[Chart and figure data]
□ □ □ □ □ □ □

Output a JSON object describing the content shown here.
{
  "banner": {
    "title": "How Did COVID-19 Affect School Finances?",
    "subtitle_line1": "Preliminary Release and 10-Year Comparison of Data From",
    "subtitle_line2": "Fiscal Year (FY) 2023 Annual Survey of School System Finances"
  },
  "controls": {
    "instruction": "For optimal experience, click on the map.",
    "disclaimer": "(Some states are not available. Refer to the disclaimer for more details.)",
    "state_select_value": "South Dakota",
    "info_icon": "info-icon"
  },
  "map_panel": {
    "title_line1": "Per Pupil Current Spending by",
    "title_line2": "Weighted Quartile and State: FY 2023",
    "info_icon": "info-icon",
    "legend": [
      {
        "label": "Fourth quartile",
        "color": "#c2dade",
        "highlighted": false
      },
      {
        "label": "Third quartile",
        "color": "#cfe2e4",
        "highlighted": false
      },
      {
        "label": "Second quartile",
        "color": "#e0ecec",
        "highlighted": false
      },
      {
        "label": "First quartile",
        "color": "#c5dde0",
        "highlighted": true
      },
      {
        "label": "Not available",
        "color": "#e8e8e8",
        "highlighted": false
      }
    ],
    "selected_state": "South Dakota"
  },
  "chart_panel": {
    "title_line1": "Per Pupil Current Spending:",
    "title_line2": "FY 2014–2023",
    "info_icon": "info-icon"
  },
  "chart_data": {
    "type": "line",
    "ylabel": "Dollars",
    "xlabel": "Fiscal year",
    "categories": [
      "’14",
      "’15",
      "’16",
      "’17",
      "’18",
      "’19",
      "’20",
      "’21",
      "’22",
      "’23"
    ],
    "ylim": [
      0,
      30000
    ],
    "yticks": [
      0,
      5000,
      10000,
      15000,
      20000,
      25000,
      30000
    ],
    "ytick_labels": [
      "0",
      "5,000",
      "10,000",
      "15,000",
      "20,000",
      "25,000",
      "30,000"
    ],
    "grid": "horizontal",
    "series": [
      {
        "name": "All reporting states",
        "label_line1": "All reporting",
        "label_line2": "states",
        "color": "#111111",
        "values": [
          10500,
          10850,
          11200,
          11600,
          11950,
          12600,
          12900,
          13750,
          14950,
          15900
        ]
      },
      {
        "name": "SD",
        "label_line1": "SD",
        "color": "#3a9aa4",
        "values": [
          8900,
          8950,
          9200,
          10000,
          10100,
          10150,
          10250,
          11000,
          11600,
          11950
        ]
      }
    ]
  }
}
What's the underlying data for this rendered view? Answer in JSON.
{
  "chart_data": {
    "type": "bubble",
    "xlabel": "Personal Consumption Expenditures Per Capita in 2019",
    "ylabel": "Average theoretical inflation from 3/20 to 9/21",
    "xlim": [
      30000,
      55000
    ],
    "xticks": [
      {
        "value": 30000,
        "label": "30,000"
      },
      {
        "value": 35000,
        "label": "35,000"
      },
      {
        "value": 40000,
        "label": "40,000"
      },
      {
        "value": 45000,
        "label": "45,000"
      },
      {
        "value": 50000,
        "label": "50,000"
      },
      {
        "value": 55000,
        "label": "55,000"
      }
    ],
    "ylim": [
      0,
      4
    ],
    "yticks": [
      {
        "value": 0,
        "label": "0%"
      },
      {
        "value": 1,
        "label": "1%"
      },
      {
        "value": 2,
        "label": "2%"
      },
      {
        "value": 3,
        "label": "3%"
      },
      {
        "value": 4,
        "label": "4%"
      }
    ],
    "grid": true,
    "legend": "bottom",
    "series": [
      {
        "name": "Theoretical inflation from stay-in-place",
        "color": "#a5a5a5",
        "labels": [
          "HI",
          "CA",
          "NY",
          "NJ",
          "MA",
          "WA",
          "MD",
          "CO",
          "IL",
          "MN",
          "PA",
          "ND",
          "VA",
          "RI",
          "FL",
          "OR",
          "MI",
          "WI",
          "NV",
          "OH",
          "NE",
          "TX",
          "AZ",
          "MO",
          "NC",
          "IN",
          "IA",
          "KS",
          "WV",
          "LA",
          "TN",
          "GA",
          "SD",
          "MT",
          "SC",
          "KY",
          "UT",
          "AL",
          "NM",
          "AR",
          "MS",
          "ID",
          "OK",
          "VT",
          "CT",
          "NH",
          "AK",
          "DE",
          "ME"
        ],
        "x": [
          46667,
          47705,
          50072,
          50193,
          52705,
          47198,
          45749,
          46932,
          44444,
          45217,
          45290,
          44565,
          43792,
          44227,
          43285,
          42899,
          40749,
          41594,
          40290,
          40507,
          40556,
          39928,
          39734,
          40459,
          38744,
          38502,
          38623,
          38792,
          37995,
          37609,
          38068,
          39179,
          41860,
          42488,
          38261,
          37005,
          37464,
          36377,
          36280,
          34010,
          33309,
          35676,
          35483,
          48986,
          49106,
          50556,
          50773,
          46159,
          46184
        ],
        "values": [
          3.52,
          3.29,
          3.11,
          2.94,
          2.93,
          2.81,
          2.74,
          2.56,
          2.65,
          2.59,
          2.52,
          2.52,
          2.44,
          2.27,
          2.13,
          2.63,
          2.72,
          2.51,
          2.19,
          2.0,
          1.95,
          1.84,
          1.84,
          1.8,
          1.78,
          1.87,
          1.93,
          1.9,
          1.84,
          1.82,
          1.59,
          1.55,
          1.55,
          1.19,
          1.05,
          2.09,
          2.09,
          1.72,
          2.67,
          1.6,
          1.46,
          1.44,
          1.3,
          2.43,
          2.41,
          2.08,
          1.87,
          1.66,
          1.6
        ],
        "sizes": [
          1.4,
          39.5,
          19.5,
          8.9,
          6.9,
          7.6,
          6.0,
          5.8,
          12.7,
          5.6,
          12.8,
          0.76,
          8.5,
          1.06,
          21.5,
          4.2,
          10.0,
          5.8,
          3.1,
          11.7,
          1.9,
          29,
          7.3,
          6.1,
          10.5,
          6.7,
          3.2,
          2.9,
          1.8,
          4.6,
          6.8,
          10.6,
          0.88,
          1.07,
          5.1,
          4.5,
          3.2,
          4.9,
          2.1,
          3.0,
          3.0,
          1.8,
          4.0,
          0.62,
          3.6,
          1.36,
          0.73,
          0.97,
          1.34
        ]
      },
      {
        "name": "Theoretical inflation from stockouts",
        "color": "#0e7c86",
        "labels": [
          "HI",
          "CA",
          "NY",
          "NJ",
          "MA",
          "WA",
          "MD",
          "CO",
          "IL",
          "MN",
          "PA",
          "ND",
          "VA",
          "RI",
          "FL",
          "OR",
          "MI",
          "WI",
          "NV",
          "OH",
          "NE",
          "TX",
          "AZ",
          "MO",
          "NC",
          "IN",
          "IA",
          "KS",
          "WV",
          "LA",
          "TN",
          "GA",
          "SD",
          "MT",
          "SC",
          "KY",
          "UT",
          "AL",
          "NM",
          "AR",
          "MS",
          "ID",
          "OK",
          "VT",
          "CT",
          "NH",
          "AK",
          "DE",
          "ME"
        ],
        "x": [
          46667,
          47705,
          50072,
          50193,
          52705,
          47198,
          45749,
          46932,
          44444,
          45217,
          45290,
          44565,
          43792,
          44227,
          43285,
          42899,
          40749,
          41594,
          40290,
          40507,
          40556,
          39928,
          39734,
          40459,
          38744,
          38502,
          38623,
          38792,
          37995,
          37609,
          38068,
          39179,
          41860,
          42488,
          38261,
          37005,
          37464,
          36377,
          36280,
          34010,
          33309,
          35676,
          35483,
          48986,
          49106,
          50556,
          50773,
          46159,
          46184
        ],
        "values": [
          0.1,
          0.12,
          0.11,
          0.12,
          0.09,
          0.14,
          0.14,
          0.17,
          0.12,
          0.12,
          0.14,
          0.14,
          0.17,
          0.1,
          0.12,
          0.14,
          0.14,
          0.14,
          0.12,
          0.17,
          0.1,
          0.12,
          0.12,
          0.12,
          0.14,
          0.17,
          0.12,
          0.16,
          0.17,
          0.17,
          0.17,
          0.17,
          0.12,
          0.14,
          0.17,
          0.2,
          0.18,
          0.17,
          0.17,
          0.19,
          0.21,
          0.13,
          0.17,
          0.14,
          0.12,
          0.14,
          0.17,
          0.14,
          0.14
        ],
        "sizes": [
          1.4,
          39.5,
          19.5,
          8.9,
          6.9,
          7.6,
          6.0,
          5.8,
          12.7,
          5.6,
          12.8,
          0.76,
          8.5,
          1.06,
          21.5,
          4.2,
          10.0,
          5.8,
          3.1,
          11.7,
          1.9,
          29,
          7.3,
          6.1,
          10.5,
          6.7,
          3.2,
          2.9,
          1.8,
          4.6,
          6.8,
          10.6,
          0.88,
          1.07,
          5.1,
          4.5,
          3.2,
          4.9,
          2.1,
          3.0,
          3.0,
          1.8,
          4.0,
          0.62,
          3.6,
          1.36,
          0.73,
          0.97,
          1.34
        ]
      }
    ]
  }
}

□ □ □ □ □ □ □

Look for the word "color" in every line of the listing and copy the lines that have it.

        "color": "#c2dade",
        "color": "#cfe2e4",
        "color": "#e0ecec",
        "color": "#c5dde0",
        "color": "#e8e8e8",
        "color": "#111111",
        "color": "#3a9aa4",
        "color": "#a5a5a5",
        "color": "#0e7c86",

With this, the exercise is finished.